**Your objective**
What lines of the data hold the string "subtype"? Pull each one out.

# Start of The records

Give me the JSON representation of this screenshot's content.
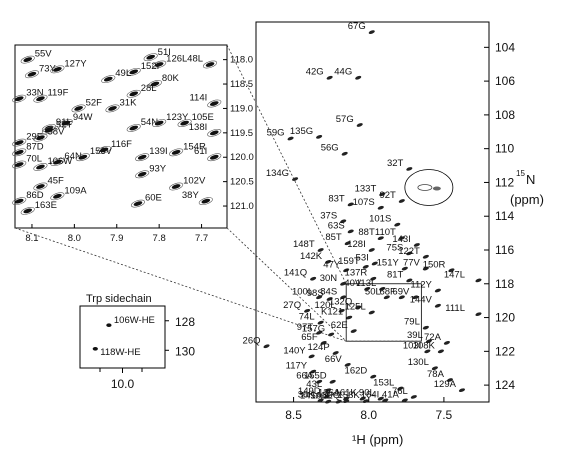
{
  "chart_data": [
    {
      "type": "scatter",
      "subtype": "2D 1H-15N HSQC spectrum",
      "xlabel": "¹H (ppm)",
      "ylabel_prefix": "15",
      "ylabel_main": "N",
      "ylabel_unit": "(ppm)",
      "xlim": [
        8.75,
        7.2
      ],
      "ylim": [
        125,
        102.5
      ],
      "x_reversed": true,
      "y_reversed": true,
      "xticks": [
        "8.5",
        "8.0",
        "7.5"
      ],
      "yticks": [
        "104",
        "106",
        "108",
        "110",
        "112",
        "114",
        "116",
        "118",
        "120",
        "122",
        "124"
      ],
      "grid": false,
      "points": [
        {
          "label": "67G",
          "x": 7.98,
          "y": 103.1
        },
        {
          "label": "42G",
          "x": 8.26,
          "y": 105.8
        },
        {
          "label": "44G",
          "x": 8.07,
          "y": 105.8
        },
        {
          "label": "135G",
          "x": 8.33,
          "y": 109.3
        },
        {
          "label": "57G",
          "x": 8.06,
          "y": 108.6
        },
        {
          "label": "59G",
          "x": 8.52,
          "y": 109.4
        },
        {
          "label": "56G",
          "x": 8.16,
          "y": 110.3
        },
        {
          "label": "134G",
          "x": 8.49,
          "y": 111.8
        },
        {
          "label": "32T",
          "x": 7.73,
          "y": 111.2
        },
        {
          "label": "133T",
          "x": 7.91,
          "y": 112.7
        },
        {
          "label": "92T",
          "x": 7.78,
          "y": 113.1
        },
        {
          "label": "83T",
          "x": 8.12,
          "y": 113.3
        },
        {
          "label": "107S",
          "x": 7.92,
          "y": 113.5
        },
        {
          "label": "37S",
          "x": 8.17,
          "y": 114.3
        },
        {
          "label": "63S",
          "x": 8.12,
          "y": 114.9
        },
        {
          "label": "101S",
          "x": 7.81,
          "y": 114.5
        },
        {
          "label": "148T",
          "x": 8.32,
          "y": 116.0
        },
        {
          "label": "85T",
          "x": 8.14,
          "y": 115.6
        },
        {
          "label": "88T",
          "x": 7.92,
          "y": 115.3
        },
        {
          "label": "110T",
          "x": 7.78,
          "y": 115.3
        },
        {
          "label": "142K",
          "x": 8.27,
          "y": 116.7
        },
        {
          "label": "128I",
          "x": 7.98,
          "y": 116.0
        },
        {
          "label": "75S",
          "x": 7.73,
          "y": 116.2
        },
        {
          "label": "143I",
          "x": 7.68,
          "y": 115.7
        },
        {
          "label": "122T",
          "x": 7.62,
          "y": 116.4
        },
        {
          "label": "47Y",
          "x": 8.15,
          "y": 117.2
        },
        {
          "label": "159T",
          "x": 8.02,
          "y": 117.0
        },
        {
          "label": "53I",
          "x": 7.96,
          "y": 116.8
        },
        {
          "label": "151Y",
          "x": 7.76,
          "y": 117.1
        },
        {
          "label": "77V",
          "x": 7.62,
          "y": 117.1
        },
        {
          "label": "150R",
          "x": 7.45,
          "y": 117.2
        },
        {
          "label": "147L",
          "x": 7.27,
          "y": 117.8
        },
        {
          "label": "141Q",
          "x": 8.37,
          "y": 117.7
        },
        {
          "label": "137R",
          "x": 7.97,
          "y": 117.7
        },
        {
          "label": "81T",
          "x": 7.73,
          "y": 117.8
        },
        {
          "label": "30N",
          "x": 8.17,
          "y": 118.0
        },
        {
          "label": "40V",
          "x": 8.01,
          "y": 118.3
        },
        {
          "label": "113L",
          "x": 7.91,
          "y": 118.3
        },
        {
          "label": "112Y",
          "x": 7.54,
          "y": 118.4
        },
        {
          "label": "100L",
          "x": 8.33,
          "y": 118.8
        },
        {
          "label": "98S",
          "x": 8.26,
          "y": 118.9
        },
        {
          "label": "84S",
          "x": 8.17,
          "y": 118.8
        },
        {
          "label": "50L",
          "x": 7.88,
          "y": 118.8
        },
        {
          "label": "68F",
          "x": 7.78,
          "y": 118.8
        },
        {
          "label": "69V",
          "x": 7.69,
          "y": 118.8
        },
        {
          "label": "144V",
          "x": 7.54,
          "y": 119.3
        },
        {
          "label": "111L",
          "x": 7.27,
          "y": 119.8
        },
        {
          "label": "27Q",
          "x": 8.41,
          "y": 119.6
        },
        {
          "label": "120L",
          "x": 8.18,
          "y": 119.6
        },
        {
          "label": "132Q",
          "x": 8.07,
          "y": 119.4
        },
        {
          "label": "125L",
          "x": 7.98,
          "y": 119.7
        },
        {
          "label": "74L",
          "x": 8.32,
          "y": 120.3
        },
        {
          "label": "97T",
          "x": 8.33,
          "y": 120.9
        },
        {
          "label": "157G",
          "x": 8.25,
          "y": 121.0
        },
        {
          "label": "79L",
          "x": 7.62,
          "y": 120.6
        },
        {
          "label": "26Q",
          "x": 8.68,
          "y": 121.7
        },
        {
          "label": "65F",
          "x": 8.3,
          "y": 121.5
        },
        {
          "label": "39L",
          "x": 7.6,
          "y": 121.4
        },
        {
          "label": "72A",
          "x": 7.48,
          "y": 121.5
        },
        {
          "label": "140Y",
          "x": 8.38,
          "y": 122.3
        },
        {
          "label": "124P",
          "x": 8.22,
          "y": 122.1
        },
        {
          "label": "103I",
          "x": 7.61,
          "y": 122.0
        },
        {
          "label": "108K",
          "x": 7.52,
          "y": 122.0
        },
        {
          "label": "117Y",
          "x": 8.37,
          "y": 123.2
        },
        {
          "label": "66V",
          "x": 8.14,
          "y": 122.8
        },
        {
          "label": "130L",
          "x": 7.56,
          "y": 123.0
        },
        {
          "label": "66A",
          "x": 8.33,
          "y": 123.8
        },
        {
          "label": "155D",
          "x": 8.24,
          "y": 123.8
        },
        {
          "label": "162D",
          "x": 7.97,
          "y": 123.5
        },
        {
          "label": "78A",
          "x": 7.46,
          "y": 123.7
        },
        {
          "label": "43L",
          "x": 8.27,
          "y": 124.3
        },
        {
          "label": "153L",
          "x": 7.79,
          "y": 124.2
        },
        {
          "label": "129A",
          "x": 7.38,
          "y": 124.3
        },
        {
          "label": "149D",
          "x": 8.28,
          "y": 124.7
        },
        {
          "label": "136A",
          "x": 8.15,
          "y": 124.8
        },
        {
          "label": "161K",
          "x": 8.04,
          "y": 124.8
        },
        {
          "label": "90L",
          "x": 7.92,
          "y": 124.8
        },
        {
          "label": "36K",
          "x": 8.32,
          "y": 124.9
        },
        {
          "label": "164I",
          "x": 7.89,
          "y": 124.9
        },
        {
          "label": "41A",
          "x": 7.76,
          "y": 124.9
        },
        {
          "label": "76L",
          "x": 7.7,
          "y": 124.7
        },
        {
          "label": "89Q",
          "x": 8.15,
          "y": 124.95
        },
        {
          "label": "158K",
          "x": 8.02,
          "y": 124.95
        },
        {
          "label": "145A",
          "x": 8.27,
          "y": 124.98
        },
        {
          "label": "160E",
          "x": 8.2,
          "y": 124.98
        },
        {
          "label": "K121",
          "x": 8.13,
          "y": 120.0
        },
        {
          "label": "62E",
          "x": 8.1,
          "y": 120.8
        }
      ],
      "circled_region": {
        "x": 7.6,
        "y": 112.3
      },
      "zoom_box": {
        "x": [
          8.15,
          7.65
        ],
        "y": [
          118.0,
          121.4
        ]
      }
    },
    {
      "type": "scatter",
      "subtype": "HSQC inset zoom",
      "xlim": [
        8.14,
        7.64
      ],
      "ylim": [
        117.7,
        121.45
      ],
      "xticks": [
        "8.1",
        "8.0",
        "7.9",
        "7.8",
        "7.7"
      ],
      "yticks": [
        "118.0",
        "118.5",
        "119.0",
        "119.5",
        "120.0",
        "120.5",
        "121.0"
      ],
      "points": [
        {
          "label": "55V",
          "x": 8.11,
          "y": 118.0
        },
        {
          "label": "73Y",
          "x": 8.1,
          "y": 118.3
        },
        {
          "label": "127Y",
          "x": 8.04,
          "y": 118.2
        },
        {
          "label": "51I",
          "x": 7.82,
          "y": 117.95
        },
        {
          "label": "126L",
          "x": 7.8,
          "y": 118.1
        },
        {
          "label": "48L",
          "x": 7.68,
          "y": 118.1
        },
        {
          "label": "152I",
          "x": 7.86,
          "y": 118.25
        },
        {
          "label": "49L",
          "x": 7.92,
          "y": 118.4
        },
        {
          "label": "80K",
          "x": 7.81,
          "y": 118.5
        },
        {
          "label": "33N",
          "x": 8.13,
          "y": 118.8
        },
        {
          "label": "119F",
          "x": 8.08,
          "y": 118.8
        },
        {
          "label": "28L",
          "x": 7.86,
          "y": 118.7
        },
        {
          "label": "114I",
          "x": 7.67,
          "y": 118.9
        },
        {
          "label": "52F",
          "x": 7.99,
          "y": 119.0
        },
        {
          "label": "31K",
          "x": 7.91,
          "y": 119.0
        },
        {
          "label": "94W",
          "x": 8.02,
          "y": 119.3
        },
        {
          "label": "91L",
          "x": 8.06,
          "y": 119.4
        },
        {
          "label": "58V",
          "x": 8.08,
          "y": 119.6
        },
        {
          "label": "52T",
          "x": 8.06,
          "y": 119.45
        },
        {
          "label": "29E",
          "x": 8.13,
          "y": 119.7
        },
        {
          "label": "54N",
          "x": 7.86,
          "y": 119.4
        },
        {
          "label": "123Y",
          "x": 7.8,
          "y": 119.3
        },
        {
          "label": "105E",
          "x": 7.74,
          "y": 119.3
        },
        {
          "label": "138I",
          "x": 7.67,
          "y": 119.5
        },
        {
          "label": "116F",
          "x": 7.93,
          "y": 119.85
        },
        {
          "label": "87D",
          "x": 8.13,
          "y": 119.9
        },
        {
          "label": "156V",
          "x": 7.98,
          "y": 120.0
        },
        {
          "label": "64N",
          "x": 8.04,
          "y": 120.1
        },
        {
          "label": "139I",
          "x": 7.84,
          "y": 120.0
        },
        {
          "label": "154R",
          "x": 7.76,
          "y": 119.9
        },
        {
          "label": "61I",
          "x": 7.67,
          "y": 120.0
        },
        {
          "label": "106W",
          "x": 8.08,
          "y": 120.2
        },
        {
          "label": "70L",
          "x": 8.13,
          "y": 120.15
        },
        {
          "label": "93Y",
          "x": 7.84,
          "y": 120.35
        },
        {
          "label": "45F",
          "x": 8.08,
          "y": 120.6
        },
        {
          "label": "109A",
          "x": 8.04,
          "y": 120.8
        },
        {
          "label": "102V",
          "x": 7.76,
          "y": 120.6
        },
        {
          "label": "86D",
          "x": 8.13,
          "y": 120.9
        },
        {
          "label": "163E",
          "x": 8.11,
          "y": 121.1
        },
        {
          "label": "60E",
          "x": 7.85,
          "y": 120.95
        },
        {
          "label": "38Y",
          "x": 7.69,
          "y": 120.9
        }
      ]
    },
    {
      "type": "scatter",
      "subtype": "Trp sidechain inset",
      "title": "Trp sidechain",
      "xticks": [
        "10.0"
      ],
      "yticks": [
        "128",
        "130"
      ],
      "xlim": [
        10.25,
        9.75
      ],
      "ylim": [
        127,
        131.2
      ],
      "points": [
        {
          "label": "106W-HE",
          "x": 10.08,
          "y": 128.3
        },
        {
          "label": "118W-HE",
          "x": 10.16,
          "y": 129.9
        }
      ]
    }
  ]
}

# End of The records

**Complete response**
      "subtype": "2D 1H-15N HSQC spectrum",
      "subtype": "HSQC inset zoom",
      "subtype": "Trp sidechain inset",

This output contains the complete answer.